== Excerpt provided
There is churchly ambiance to “Henry VIII,” which opened Wednesday night at Chicago Shakespeare Theater. Catholic clergymen clad in red vestments descend the central aisle to the stage in grand and contrived fashion. There’s enough shimmering hung fabric for another papal coronation, and the palpable vibe among the attendees is one of religious obligation—a common drive for Shakespearean theatergoers, believing the Bard to always be of crucial cultural significance, no matter the delivery. That push is even stronger in this particular instance.
“Henry VIII,” directed by Barbara Gaines, is reportedly the first professional Chicago production of Shakespeare’s (and likely John Fletcher’s) play, and it was quite rightly programmed on the pier for its four-hundredth anniversary. The popularity of “The Tudors”—is the TV show truly that popular?—is cited as further justification for this staging of the story of Henry VIII, Anne Boleyn and Queen Katherine of Aragon, and that flawed reasoning is aesthetically pungent.
Henry (Gregory Wooddell is a great deal more traditionally attractive than his historical counterpart) has hipster mutton chops befitting a Duke of Williamsburg, Brooklyn, and all the men don leather chaps capped off with high-laced combat boots. However, Shakespeare’s “Henry VIII” is not, alas, Showtime’s “The Tudors;” they share characters and plot-lines, but what was sensational and risky then, as interpreted by Shakespeare, is convoluted political minutiae now. Shakespeare’s play—by no means a lost gem—is not so sexy and not so delectably scandalous, as is evidenced by this text, stringent even for a history play. It’s a quality Gaines is visibly aware of, made apparent by her buxom staging. The director squeezes as much risqué dalliance as she can out of the script, spicing up dances between Anne and Henry, banishing citizenry into a metaphorical incinerator upstage and showering the newly crowned Boleyn (Christina Pumariega) in golden glitter. Admirably, the physical scenery is restrained and minimal.
====
Exercise brief ▸
Pick up the review of Chicago Shakespeare Theater's "Henry VIII" after its last sentence and keep writing it.
== Record extracts
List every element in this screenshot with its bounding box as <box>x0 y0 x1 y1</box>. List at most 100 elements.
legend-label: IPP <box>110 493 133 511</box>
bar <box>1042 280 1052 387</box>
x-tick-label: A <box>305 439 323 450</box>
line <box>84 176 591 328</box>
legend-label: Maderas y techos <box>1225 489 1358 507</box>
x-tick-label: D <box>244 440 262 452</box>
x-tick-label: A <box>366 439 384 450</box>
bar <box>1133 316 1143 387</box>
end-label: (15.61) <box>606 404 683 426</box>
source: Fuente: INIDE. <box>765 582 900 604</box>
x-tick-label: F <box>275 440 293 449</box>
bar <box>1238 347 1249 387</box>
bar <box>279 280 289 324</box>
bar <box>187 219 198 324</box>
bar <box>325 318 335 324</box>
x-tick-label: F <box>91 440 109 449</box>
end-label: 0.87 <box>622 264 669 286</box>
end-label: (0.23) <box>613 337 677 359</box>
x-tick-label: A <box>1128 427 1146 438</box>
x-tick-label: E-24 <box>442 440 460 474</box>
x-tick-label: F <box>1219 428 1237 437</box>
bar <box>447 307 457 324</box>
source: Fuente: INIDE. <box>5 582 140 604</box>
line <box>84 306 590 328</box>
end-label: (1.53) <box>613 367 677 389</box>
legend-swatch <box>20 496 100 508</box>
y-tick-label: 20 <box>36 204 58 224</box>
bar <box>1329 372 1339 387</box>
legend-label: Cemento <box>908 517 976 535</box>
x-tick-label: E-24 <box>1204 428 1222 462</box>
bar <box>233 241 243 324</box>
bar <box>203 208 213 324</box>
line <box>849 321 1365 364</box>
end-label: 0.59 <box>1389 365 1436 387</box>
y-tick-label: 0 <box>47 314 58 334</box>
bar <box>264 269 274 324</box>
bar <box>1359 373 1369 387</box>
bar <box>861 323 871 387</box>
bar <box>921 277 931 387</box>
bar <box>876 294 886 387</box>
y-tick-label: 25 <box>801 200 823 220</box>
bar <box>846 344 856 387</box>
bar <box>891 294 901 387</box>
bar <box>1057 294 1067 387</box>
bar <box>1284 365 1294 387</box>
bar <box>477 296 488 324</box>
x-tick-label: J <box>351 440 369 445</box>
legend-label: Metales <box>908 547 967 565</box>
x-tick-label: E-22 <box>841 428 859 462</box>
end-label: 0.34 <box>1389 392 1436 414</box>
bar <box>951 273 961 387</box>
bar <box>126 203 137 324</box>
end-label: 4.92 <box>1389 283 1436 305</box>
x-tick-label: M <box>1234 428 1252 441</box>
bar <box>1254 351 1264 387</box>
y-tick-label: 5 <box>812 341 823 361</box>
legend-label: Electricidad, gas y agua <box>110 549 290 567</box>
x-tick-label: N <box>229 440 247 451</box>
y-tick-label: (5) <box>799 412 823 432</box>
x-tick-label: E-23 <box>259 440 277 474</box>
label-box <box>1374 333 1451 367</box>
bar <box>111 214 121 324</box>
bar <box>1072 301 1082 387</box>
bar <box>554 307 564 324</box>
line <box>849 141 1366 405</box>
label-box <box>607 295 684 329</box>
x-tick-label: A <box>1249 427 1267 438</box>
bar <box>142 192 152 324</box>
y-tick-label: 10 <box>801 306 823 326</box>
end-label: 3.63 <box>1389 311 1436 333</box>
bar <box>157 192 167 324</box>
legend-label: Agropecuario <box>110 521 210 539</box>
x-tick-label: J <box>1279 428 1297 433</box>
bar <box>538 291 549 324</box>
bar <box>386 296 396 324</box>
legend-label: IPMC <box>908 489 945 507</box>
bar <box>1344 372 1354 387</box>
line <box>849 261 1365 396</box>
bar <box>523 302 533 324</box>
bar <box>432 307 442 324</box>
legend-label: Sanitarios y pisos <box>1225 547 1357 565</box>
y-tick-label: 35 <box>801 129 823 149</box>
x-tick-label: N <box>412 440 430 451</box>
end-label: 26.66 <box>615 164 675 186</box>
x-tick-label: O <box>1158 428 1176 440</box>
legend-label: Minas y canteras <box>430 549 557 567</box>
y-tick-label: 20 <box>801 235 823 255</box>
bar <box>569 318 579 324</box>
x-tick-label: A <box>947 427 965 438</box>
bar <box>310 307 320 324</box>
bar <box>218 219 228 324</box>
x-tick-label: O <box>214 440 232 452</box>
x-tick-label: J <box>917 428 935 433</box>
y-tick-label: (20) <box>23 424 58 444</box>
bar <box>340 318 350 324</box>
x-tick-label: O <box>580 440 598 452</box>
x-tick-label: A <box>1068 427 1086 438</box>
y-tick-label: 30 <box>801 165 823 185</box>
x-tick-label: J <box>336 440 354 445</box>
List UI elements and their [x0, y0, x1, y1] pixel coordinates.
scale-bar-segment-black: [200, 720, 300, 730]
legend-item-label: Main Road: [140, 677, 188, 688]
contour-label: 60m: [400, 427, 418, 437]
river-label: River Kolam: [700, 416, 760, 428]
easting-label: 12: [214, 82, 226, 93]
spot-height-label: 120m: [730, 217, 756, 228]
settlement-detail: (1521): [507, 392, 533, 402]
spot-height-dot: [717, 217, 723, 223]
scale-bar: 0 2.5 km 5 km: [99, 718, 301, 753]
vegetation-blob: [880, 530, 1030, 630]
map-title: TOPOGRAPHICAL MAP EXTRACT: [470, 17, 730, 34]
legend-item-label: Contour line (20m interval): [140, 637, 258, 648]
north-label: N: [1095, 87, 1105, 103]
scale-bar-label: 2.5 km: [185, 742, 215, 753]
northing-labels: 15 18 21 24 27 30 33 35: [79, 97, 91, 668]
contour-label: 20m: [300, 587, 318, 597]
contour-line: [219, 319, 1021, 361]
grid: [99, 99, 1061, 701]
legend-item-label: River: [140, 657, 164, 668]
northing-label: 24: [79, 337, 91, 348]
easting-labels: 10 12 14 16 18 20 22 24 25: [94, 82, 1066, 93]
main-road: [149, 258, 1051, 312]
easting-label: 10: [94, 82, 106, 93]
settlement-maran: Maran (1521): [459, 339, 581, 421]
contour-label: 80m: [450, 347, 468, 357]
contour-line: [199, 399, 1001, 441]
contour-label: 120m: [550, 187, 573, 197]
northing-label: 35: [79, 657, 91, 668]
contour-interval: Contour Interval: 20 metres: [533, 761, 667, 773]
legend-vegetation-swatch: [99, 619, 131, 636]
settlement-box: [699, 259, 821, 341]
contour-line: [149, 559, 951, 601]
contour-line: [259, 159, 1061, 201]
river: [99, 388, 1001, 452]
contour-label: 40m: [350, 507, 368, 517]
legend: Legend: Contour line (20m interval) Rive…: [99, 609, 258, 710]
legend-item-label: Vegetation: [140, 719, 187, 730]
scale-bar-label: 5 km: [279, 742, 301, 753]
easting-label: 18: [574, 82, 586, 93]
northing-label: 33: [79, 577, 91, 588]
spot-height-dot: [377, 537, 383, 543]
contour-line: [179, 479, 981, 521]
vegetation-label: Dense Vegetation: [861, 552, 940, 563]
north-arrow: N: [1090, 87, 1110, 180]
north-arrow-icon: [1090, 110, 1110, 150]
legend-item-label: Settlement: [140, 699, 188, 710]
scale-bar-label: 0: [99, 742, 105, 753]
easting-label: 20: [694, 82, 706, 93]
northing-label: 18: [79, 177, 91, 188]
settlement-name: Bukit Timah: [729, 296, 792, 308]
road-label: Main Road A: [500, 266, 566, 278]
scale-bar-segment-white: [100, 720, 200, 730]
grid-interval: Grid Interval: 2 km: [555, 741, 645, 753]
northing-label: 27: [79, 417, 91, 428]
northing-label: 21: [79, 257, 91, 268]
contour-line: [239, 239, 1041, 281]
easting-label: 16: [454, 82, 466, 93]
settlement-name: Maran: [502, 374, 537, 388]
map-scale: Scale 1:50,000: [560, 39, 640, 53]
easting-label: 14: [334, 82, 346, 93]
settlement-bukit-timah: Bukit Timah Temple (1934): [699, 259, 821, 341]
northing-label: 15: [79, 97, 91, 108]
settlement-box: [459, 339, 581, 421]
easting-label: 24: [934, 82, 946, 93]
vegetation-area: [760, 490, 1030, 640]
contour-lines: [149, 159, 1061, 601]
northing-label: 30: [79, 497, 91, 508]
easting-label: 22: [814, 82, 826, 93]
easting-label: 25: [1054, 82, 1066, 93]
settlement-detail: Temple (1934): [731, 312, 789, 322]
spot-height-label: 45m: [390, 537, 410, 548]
====
Solved problem ▸
But Anne, Katherine and Henry’s emotion-heavy marriage drama is not what needs enhanced clarification in this otherwise slothful production that fully engages only in its unspoken, appended moments. The power struggle between the clergy and the House of Tudor is opaque like a cautious spring fog. The Catholic cardinals and the Bishop of Canterbury have been folded into the mix lazily, and this is apparently an England where priests can shove blood royalty (though Katherine is turned away by Henry, she is nonetheless Spanish royalty) to the ground in an out-of-place maneuver very nearly resembling a rape. The regality, in nearly every instance, is eschewed in favor of the behind-closed-doors societal equality of a French farce. In making the conflict solely personal, rather than political or national, the stakes stay domesticated and the proceedings dense. Shakespeare, as a nod to the late Queen Elizabeth, threw in the jubilant birth of the young princess in the play’s end: a light at the end of the off-with-her-head tunnel played here by an absurd Fisher Price-looking plastic doll, cheese-ball baby murmurs and all.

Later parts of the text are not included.